THE EXERCISE: Review the lines that follow and copy each one that contains the word "производителя".

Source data

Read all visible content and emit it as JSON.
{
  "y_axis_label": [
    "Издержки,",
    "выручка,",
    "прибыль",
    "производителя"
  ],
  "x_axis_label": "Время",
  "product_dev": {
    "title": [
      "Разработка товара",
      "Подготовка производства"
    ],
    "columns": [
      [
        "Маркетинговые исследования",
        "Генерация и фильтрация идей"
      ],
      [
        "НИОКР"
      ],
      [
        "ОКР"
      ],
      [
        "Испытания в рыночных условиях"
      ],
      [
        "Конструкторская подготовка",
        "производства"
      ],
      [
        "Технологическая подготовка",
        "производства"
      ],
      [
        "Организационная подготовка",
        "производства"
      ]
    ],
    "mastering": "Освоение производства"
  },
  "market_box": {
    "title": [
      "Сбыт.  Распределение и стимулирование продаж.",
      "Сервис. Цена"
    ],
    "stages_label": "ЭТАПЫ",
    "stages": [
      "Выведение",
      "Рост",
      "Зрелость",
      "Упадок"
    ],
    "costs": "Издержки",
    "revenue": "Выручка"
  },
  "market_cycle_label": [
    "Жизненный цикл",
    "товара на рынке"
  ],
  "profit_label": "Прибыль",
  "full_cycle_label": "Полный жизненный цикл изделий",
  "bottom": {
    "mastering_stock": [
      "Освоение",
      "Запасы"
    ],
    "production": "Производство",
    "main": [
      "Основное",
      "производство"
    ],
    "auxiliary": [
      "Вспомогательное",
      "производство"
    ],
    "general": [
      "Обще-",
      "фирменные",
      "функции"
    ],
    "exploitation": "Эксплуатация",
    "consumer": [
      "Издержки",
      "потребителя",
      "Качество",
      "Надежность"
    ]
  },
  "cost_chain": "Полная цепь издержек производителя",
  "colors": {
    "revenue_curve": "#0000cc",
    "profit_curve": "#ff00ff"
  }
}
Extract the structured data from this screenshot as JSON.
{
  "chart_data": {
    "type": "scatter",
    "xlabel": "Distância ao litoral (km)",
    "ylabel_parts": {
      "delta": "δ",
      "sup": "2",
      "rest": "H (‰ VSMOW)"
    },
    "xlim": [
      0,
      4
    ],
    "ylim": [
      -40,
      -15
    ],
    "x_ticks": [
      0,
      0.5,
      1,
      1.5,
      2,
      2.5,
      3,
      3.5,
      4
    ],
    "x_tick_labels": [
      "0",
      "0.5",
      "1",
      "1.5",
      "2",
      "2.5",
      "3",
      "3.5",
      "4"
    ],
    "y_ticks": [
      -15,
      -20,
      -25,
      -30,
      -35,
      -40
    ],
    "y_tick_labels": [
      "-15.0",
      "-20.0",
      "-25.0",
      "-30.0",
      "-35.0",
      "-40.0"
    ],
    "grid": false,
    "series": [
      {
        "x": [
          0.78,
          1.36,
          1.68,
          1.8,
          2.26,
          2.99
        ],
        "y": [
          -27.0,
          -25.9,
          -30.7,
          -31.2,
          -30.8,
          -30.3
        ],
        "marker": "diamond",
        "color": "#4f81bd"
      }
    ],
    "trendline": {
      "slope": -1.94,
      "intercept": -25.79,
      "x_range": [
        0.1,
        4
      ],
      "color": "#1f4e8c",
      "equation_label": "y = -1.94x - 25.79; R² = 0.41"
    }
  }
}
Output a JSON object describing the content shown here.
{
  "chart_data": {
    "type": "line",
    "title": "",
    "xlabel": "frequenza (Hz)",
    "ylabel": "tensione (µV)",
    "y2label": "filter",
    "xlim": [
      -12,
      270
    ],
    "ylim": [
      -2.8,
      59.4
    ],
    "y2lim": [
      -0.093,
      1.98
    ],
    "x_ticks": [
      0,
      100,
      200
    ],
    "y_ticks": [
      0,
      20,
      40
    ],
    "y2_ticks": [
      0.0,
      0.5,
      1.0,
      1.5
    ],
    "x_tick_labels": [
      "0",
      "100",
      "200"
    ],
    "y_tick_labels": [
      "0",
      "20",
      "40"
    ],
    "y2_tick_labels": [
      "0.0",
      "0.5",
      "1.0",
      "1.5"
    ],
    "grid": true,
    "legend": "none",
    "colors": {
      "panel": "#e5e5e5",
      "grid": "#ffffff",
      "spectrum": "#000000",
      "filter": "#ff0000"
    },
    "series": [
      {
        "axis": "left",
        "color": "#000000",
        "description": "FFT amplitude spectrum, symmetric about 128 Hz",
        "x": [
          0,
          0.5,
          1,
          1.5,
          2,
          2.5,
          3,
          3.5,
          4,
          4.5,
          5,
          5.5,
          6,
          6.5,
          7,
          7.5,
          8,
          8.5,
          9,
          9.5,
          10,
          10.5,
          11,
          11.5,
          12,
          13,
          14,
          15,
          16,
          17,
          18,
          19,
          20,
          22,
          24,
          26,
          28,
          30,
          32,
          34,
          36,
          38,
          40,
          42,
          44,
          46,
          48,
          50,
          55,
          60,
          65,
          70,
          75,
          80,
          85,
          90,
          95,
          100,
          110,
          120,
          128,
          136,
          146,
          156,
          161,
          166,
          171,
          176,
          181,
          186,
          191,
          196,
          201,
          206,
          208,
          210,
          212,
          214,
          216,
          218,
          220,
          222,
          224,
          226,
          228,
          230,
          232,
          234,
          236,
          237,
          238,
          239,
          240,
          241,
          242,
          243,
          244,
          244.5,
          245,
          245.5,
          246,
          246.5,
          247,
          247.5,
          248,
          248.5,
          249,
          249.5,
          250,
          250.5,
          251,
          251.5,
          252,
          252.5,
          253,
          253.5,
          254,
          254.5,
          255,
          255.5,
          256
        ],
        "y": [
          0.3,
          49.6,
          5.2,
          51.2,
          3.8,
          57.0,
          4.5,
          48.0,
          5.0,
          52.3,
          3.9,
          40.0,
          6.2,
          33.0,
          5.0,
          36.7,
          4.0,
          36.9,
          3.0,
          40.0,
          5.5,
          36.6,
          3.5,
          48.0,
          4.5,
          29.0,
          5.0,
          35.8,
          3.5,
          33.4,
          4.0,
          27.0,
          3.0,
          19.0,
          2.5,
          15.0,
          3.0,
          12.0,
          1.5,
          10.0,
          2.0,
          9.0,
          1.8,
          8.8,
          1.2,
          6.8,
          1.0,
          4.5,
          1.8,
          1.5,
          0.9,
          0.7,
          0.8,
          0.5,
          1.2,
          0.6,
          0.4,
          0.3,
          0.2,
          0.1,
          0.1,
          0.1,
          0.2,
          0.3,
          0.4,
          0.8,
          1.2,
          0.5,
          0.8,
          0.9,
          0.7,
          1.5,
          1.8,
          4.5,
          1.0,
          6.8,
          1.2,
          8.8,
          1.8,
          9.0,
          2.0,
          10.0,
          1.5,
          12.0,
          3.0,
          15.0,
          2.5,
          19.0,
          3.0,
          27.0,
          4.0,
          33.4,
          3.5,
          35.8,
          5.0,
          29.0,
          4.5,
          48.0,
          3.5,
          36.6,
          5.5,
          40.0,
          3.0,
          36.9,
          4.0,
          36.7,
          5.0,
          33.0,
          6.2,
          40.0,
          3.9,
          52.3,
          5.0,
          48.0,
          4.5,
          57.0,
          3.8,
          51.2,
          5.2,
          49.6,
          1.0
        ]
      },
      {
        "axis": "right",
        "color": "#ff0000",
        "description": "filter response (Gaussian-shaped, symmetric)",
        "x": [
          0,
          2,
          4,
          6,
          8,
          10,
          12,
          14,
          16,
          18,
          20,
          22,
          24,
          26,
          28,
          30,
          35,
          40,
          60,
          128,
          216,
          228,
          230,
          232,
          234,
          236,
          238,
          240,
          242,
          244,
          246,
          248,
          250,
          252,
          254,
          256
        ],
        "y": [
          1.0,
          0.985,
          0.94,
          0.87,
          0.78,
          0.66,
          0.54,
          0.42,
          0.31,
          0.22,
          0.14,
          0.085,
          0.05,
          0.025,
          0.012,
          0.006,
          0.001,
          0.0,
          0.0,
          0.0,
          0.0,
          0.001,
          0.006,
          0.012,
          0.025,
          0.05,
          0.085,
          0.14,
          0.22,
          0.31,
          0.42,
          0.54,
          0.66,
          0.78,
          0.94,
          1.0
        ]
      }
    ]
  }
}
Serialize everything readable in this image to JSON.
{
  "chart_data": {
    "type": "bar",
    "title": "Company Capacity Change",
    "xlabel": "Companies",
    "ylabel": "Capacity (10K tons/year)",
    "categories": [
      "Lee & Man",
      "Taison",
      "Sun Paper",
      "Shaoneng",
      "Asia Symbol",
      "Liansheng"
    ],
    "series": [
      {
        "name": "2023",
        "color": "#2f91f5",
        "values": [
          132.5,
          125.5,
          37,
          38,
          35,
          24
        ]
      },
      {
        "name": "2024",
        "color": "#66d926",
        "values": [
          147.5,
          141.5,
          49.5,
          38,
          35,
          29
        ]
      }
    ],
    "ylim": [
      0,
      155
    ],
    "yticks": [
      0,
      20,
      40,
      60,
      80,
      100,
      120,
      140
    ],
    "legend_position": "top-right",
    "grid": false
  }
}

WRITTEN SOLUTION:
    "производителя"
  "cost_chain": "Полная цепь издержек производителя",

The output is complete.